Work required
Your task is to transcribe all the entries exactly, excluding pictures.

[begin Data for processing]

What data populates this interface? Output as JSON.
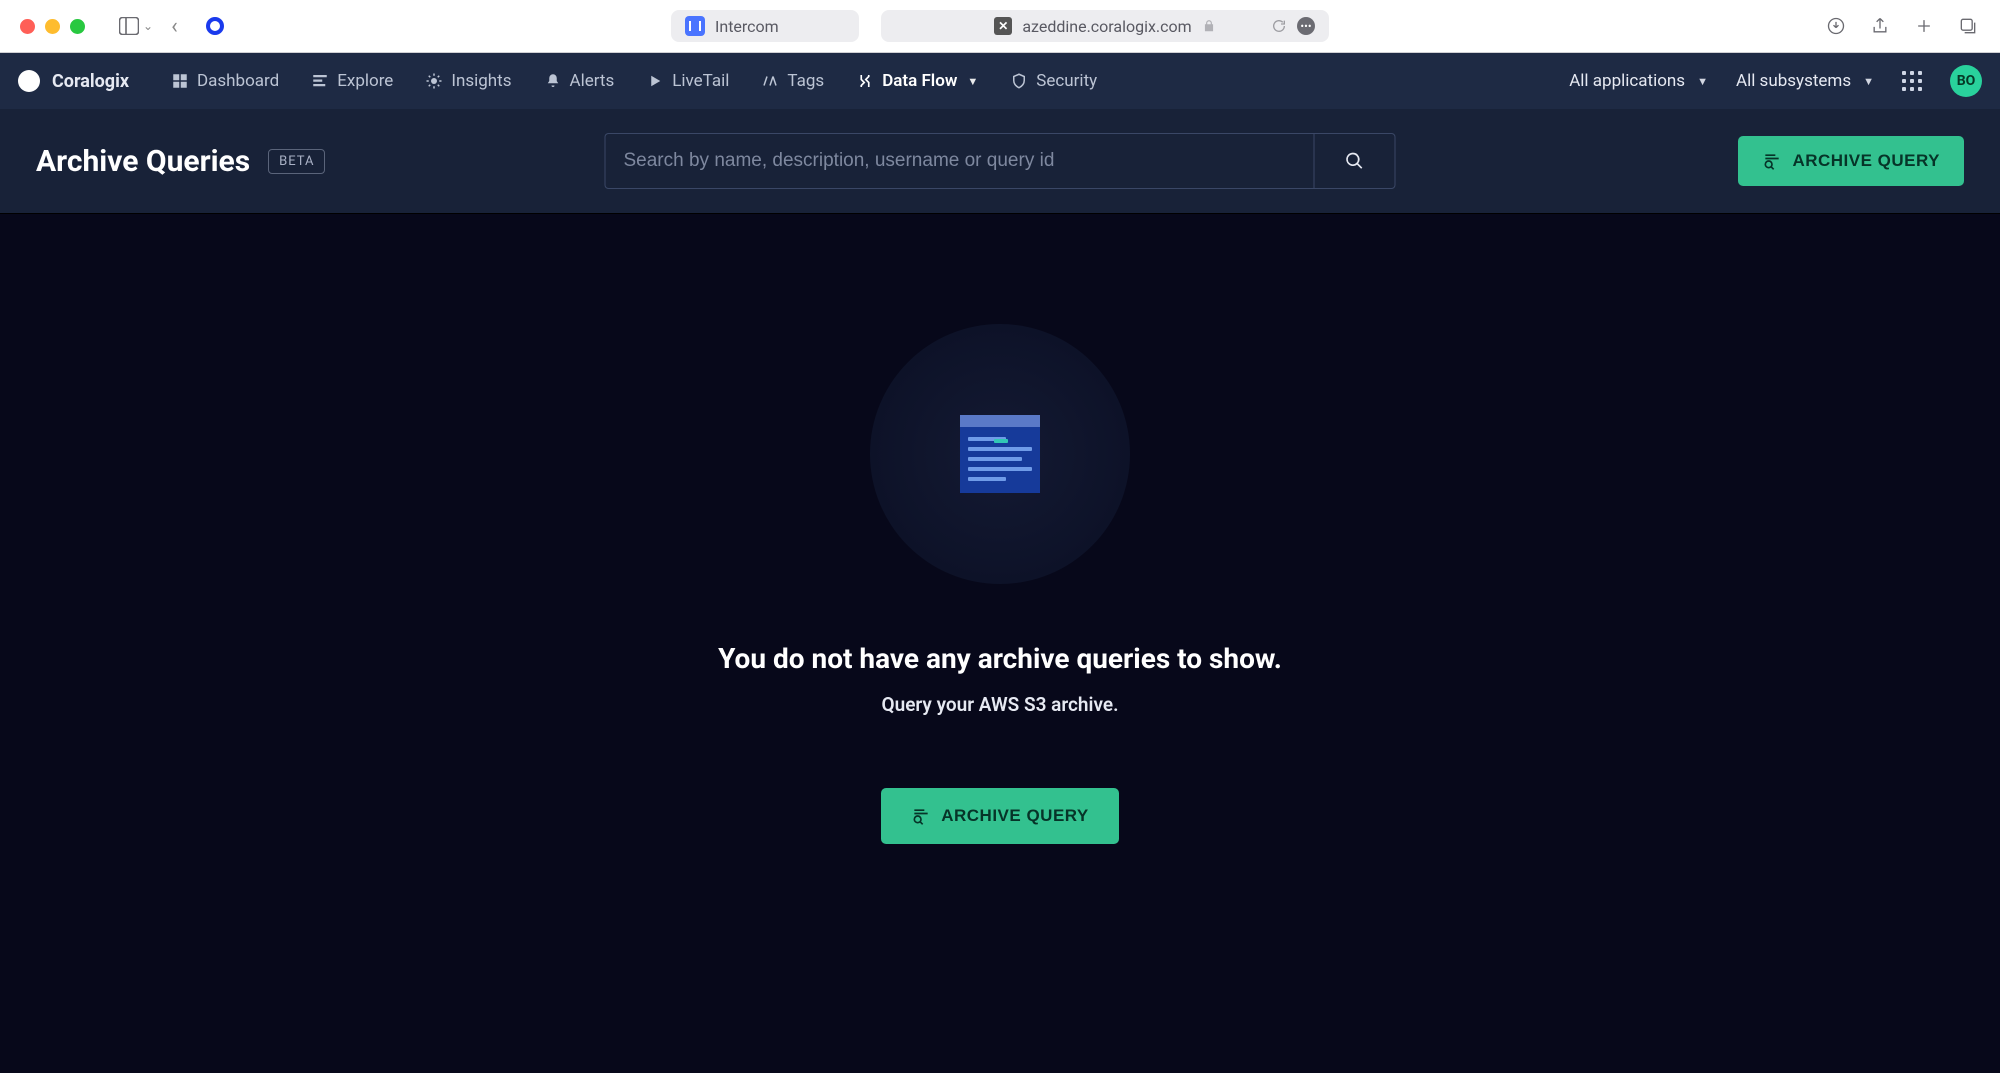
{
  "browser": {
    "tab1_label": "Intercom",
    "url": "azeddine.coralogix.com"
  },
  "nav": {
    "brand": "Coralogix",
    "links": {
      "dashboard": "Dashboard",
      "explore": "Explore",
      "insights": "Insights",
      "alerts": "Alerts",
      "livetail": "LiveTail",
      "tags": "Tags",
      "dataflow": "Data Flow",
      "security": "Security"
    },
    "all_apps": "All applications",
    "all_subsys": "All subsystems",
    "avatar": "BO"
  },
  "subheader": {
    "title": "Archive Queries",
    "badge": "BETA",
    "search_placeholder": "Search by name, description, username or query id",
    "archive_btn": "ARCHIVE QUERY"
  },
  "empty": {
    "title": "You do not have any archive queries to show.",
    "subtitle": "Query your AWS S3 archive.",
    "cta": "ARCHIVE QUERY"
  }
}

[end Data for processing]

Task answer
What data populates this interface? Output as JSON.
{
  "browser": {
    "tab1_label": "Intercom",
    "url": "azeddine.coralogix.com"
  },
  "nav": {
    "brand": "Coralogix",
    "links": {
      "dashboard": "Dashboard",
      "explore": "Explore",
      "insights": "Insights",
      "alerts": "Alerts",
      "livetail": "LiveTail",
      "tags": "Tags",
      "dataflow": "Data Flow",
      "security": "Security"
    },
    "all_apps": "All applications",
    "all_subsys": "All subsystems",
    "avatar": "BO"
  },
  "subheader": {
    "title": "Archive Queries",
    "badge": "BETA",
    "search_placeholder": "Search by name, description, username or query id",
    "archive_btn": "ARCHIVE QUERY"
  },
  "empty": {
    "title": "You do not have any archive queries to show.",
    "subtitle": "Query your AWS S3 archive.",
    "cta": "ARCHIVE QUERY"
  }
}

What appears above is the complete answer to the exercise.